Identify each line below that contains the word "Technology", and copy it out.

DATA FOR THIS EXERCISE »

◇ ◇ ◇ ◇ ◇

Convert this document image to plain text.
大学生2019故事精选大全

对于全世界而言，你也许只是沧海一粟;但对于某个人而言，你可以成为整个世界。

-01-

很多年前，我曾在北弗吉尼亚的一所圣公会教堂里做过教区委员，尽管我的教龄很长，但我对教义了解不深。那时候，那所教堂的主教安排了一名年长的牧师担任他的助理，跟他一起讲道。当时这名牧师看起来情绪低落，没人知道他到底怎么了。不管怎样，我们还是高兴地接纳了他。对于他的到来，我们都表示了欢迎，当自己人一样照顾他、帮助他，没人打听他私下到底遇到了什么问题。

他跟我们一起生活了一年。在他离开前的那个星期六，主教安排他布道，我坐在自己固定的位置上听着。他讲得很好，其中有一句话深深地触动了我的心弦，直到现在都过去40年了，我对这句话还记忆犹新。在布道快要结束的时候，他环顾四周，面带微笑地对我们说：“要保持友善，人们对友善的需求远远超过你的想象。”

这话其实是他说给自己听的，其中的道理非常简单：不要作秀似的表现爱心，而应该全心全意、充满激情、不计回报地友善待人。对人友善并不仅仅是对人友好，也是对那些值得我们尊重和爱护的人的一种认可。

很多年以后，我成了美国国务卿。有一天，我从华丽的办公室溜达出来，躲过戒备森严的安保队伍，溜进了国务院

◇ ◇ ◇ ◇ ◇

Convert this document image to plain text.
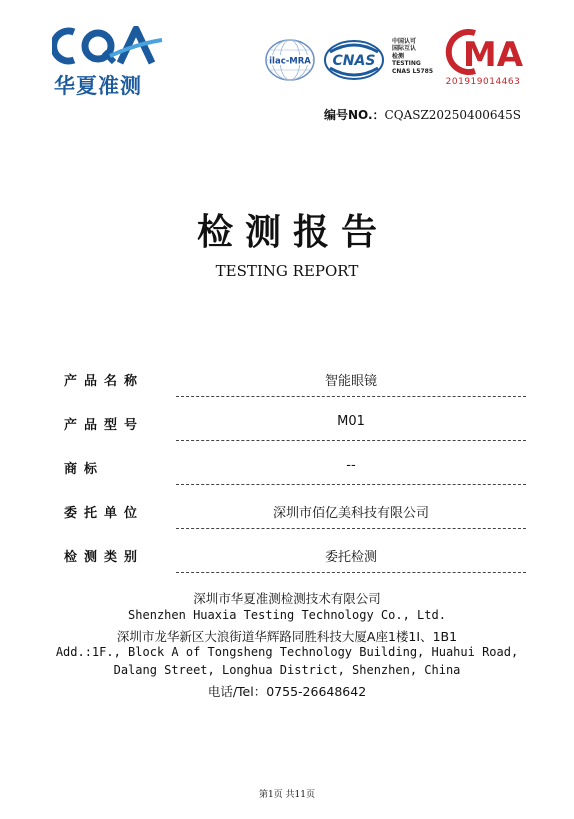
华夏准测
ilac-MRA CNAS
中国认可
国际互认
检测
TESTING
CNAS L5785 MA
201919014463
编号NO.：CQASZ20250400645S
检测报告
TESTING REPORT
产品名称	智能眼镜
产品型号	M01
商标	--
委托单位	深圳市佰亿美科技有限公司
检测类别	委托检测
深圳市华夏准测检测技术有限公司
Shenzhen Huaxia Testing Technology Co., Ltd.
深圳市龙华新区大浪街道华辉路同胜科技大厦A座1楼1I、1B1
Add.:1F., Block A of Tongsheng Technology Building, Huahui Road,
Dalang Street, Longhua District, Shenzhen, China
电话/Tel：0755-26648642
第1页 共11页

◇ ◇ ◇ ◇ ◇

SOLUTION TO THE EXERCISE »
Shenzhen Huaxia Testing Technology Co., Ltd.
Add.:1F., Block A of Tongsheng Technology Building, Huahui Road,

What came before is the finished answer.